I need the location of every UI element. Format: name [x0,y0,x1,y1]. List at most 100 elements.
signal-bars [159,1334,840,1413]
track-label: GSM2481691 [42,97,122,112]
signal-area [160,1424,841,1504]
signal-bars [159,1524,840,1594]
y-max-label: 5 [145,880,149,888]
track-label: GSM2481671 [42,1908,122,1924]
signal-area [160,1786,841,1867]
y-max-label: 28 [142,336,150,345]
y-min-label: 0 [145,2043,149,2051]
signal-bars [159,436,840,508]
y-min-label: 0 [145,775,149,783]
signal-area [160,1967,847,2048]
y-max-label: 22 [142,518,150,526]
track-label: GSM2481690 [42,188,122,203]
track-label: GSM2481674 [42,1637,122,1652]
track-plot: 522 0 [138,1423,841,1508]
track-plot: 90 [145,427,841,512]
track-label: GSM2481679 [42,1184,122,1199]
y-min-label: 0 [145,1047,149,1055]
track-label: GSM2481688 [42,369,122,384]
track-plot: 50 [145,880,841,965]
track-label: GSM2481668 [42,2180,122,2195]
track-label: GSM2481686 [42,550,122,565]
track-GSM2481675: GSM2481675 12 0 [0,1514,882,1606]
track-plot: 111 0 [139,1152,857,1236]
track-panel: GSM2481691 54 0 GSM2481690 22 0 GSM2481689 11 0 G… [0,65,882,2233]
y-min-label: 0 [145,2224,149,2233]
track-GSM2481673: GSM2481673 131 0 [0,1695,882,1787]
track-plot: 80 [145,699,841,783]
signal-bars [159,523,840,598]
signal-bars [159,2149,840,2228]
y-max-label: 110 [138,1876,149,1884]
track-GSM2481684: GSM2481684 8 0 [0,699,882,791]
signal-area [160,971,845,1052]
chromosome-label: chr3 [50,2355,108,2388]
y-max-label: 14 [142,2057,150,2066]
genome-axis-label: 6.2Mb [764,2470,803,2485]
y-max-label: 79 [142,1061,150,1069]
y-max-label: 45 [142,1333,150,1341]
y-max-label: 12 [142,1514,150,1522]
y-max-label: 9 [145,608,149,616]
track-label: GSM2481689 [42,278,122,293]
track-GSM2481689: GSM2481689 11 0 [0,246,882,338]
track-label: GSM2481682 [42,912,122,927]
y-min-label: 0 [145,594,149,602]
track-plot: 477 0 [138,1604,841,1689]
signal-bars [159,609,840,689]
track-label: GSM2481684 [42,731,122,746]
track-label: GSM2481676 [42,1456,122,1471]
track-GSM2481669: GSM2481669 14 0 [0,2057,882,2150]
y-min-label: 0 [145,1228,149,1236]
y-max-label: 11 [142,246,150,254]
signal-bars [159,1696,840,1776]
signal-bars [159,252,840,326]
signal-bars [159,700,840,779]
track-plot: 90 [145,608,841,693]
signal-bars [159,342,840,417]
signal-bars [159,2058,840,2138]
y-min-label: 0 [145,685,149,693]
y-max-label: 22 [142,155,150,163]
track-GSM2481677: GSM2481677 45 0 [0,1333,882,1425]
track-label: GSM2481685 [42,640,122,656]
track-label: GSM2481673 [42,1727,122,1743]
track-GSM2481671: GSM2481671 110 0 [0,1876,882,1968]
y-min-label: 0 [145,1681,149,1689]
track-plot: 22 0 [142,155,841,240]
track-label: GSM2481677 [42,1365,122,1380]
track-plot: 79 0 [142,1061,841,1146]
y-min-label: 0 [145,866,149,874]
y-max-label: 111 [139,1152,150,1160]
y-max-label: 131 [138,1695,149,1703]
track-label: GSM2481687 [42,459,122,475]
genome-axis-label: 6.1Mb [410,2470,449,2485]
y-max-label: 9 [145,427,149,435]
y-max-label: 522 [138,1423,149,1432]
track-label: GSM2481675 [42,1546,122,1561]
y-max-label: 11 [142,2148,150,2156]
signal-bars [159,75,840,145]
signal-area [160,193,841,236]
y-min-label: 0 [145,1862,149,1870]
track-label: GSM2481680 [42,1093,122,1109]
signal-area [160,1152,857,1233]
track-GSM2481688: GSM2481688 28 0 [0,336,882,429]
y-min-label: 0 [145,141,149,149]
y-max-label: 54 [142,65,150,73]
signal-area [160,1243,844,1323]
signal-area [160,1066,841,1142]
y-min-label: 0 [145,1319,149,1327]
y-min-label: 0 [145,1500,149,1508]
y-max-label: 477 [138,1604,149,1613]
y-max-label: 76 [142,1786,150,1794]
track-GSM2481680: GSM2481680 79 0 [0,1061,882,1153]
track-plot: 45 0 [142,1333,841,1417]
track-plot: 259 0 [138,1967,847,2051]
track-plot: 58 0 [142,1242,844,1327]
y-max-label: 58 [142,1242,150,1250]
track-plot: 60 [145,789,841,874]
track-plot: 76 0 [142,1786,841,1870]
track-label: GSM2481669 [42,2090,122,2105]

#####

### [ABOUT THIS EXERCISE]
Where a line above holds the word "bars", copy it.

### [RESULT OF THE TASK]
signal-bars [159,1334,840,1413]
signal-bars [159,1524,840,1594]
signal-bars [159,436,840,508]
signal-bars [159,523,840,598]
signal-bars [159,2149,840,2228]
signal-bars [159,609,840,689]
signal-bars [159,1696,840,1776]
signal-bars [159,252,840,326]
signal-bars [159,700,840,779]
signal-bars [159,342,840,417]
signal-bars [159,2058,840,2138]
signal-bars [159,75,840,145]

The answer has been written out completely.